- Task: Reproduce all entries precisely, down to the last character.

- Task input:
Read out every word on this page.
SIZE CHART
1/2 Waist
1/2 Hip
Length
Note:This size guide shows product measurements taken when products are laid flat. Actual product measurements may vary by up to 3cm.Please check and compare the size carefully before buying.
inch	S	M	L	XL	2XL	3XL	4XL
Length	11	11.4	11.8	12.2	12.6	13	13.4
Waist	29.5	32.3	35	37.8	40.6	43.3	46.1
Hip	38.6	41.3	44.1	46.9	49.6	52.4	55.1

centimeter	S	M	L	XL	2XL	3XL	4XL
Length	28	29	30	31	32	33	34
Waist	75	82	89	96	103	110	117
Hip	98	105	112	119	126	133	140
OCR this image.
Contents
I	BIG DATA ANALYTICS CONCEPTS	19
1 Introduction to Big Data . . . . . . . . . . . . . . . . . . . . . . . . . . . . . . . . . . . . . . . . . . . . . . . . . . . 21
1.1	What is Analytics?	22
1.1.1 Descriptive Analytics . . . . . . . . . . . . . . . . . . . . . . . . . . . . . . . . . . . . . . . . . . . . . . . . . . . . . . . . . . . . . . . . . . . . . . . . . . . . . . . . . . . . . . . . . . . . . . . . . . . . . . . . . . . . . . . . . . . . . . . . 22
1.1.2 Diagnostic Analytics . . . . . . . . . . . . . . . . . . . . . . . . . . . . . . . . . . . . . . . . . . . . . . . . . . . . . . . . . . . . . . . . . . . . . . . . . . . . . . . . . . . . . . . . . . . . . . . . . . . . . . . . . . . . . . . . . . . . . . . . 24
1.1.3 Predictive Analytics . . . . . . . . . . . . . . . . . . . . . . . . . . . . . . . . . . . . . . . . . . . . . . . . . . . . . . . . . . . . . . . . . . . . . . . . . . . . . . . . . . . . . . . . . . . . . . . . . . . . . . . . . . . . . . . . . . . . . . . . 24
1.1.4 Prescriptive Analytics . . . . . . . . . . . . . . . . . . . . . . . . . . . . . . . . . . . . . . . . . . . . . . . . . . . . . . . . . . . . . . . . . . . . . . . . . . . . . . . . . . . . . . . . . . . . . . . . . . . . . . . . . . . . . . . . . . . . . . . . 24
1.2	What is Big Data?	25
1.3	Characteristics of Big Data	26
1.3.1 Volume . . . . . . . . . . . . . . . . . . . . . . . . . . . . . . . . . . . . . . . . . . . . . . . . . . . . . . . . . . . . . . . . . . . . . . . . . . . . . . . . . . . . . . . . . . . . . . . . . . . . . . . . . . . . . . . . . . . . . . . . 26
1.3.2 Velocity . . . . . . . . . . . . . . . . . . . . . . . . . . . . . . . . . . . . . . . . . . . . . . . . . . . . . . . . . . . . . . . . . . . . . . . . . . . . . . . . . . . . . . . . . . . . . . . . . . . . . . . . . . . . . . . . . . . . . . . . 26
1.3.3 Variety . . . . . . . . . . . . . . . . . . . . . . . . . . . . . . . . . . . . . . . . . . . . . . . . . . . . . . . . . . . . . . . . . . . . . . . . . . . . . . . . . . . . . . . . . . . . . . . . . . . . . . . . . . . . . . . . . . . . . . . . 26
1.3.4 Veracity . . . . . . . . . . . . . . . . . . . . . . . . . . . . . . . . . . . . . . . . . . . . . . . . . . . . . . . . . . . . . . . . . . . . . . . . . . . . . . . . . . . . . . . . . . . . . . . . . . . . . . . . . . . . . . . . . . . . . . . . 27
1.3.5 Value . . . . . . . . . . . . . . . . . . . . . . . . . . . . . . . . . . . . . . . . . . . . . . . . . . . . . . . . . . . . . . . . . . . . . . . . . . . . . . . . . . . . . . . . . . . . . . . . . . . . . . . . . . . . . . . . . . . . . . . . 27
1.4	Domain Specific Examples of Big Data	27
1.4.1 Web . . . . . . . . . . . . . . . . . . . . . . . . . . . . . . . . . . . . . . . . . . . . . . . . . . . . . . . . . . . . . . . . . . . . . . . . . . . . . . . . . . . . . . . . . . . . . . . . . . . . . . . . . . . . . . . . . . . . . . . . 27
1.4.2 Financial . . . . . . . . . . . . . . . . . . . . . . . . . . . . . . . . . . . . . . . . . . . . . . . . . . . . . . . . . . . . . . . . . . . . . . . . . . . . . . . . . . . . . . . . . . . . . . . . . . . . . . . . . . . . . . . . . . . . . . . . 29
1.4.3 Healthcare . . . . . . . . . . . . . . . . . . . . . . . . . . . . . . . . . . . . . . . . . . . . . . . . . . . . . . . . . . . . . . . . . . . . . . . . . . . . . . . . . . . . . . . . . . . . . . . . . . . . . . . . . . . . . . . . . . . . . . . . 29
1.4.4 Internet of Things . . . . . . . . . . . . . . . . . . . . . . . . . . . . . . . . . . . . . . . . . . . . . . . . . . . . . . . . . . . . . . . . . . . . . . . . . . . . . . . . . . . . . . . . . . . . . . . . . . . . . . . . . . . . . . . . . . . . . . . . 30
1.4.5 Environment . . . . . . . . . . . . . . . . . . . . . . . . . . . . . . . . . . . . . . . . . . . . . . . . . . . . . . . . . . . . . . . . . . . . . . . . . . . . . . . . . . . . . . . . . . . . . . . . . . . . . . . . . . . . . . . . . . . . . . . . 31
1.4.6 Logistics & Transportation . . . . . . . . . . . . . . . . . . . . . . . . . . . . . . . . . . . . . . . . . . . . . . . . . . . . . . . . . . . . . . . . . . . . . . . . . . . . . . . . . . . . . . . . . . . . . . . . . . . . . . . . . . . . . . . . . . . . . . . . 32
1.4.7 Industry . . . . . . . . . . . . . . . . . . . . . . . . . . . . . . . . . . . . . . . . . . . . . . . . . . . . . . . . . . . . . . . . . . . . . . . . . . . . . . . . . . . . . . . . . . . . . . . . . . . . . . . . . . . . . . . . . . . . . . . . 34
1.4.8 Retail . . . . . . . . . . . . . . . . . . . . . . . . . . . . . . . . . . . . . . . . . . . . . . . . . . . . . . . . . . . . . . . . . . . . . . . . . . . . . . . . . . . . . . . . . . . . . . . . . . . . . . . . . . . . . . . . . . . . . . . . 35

- Solution to the problem:
Read out every word on this page.
SIZE CHART
1/2 Waist
1/2 Hip
Length
Note:This size guide shows product measurements taken when products are laid flat. Actual product measurements may vary by up to 3cm.Please check and compare the size carefully before buying.
inch	S	M	L	XL	2XL	3XL	4XL
Length	11	11.4	11.8	12.2	12.6	13	13.4
Waist	29.5	32.3	35	37.8	40.6	43.3	46.1
Hip	38.6	41.3	44.1	46.9	49.6	52.4	55.1

centimeter	S	M	L	XL	2XL	3XL	4XL
Length	28	29	30	31	32	33	34
Waist	75	82	89	96	103	110	117
Hip	98	105	112	119	126	133	140
OCR this image.
Contents
I	BIG DATA ANALYTICS CONCEPTS	19
1 Introduction to Big Data . . . . . . . . . . . . . . . . . . . . . . . . . . . . . . . . . . . . . . . . . . . . . . . . . . . 21
1.1	What is Analytics?	22
1.1.1 Descriptive Analytics . . . . . . . . . . . . . . . . . . . . . . . . . . . . . . . . . . . . . . . . . . . . . . . . . . . . . . . . . . . . . . . . . . . . . . . . . . . . . . . . . . . . . . . . . . . . . . . . . . . . . . . . . . . . . . . . . . . . . . . . 22
1.1.2 Diagnostic Analytics . . . . . . . . . . . . . . . . . . . . . . . . . . . . . . . . . . . . . . . . . . . . . . . . . . . . . . . . . . . . . . . . . . . . . . . . . . . . . . . . . . . . . . . . . . . . . . . . . . . . . . . . . . . . . . . . . . . . . . . . 24
1.1.3 Predictive Analytics . . . . . . . . . . . . . . . . . . . . . . . . . . . . . . . . . . . . . . . . . . . . . . . . . . . . . . . . . . . . . . . . . . . . . . . . . . . . . . . . . . . . . . . . . . . . . . . . . . . . . . . . . . . . . . . . . . . . . . . . 24
1.1.4 Prescriptive Analytics . . . . . . . . . . . . . . . . . . . . . . . . . . . . . . . . . . . . . . . . . . . . . . . . . . . . . . . . . . . . . . . . . . . . . . . . . . . . . . . . . . . . . . . . . . . . . . . . . . . . . . . . . . . . . . . . . . . . . . . . 24
1.2	What is Big Data?	25
1.3	Characteristics of Big Data	26
1.3.1 Volume . . . . . . . . . . . . . . . . . . . . . . . . . . . . . . . . . . . . . . . . . . . . . . . . . . . . . . . . . . . . . . . . . . . . . . . . . . . . . . . . . . . . . . . . . . . . . . . . . . . . . . . . . . . . . . . . . . . . . . . . 26
1.3.2 Velocity . . . . . . . . . . . . . . . . . . . . . . . . . . . . . . . . . . . . . . . . . . . . . . . . . . . . . . . . . . . . . . . . . . . . . . . . . . . . . . . . . . . . . . . . . . . . . . . . . . . . . . . . . . . . . . . . . . . . . . . . 26
1.3.3 Variety . . . . . . . . . . . . . . . . . . . . . . . . . . . . . . . . . . . . . . . . . . . . . . . . . . . . . . . . . . . . . . . . . . . . . . . . . . . . . . . . . . . . . . . . . . . . . . . . . . . . . . . . . . . . . . . . . . . . . . . . 26
1.3.4 Veracity . . . . . . . . . . . . . . . . . . . . . . . . . . . . . . . . . . . . . . . . . . . . . . . . . . . . . . . . . . . . . . . . . . . . . . . . . . . . . . . . . . . . . . . . . . . . . . . . . . . . . . . . . . . . . . . . . . . . . . . . 27
1.3.5 Value . . . . . . . . . . . . . . . . . . . . . . . . . . . . . . . . . . . . . . . . . . . . . . . . . . . . . . . . . . . . . . . . . . . . . . . . . . . . . . . . . . . . . . . . . . . . . . . . . . . . . . . . . . . . . . . . . . . . . . . . 27
1.4	Domain Specific Examples of Big Data	27
1.4.1 Web . . . . . . . . . . . . . . . . . . . . . . . . . . . . . . . . . . . . . . . . . . . . . . . . . . . . . . . . . . . . . . . . . . . . . . . . . . . . . . . . . . . . . . . . . . . . . . . . . . . . . . . . . . . . . . . . . . . . . . . . 27
1.4.2 Financial . . . . . . . . . . . . . . . . . . . . . . . . . . . . . . . . . . . . . . . . . . . . . . . . . . . . . . . . . . . . . . . . . . . . . . . . . . . . . . . . . . . . . . . . . . . . . . . . . . . . . . . . . . . . . . . . . . . . . . . . 29
1.4.3 Healthcare . . . . . . . . . . . . . . . . . . . . . . . . . . . . . . . . . . . . . . . . . . . . . . . . . . . . . . . . . . . . . . . . . . . . . . . . . . . . . . . . . . . . . . . . . . . . . . . . . . . . . . . . . . . . . . . . . . . . . . . . 29
1.4.4 Internet of Things . . . . . . . . . . . . . . . . . . . . . . . . . . . . . . . . . . . . . . . . . . . . . . . . . . . . . . . . . . . . . . . . . . . . . . . . . . . . . . . . . . . . . . . . . . . . . . . . . . . . . . . . . . . . . . . . . . . . . . . . 30
1.4.5 Environment . . . . . . . . . . . . . . . . . . . . . . . . . . . . . . . . . . . . . . . . . . . . . . . . . . . . . . . . . . . . . . . . . . . . . . . . . . . . . . . . . . . . . . . . . . . . . . . . . . . . . . . . . . . . . . . . . . . . . . . . 31
1.4.6 Logistics & Transportation . . . . . . . . . . . . . . . . . . . . . . . . . . . . . . . . . . . . . . . . . . . . . . . . . . . . . . . . . . . . . . . . . . . . . . . . . . . . . . . . . . . . . . . . . . . . . . . . . . . . . . . . . . . . . . . . . . . . . . . . 32
1.4.7 Industry . . . . . . . . . . . . . . . . . . . . . . . . . . . . . . . . . . . . . . . . . . . . . . . . . . . . . . . . . . . . . . . . . . . . . . . . . . . . . . . . . . . . . . . . . . . . . . . . . . . . . . . . . . . . . . . . . . . . . . . . 34
1.4.8 Retail . . . . . . . . . . . . . . . . . . . . . . . . . . . . . . . . . . . . . . . . . . . . . . . . . . . . . . . . . . . . . . . . . . . . . . . . . . . . . . . . . . . . . . . . . . . . . . . . . . . . . . . . . . . . . . . . . . . . . . . . 35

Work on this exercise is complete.